_Problem description:_ Copy every record below exactly.

══════════

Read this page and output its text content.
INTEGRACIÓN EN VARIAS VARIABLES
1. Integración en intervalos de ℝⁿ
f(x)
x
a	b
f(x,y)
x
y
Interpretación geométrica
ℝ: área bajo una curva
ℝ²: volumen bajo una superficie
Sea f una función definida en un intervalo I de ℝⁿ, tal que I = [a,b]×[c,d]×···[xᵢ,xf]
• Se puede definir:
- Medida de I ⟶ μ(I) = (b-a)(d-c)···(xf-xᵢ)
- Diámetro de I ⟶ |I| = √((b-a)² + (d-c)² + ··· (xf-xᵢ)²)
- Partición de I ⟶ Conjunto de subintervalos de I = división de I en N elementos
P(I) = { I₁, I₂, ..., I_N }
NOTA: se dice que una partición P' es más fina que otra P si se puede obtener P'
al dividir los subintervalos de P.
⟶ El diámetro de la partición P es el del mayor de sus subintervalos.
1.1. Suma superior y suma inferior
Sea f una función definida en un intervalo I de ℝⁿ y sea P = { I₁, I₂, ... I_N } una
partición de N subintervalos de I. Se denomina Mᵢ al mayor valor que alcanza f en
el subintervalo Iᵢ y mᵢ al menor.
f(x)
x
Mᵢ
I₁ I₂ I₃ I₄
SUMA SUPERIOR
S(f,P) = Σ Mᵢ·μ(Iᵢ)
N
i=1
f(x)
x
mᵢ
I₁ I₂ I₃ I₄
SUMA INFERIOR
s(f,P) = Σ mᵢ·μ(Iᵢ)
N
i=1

══════════

_Solution for this exercise:_
Read this page and output its text content.
INTEGRACIÓN EN VARIAS VARIABLES
1. Integración en intervalos de ℝⁿ
f(x)
x
a	b
f(x,y)
x
y
Interpretación geométrica
ℝ: área bajo una curva
ℝ²: volumen bajo una superficie
Sea f una función definida en un intervalo I de ℝⁿ, tal que I = [a,b]×[c,d]×···[xᵢ,xf]
• Se puede definir:
- Medida de I ⟶ μ(I) = (b-a)(d-c)···(xf-xᵢ)
- Diámetro de I ⟶ |I| = √((b-a)² + (d-c)² + ··· (xf-xᵢ)²)
- Partición de I ⟶ Conjunto de subintervalos de I = división de I en N elementos
P(I) = { I₁, I₂, ..., I_N }
NOTA: se dice que una partición P' es más fina que otra P si se puede obtener P'
al dividir los subintervalos de P.
⟶ El diámetro de la partición P es el del mayor de sus subintervalos.
1.1. Suma superior y suma inferior
Sea f una función definida en un intervalo I de ℝⁿ y sea P = { I₁, I₂, ... I_N } una
partición de N subintervalos de I. Se denomina Mᵢ al mayor valor que alcanza f en
el subintervalo Iᵢ y mᵢ al menor.
f(x)
x
Mᵢ
I₁ I₂ I₃ I₄
SUMA SUPERIOR
S(f,P) = Σ Mᵢ·μ(Iᵢ)
N
i=1
f(x)
x
mᵢ
I₁ I₂ I₃ I₄
SUMA INFERIOR
s(f,P) = Σ mᵢ·μ(Iᵢ)
N
i=1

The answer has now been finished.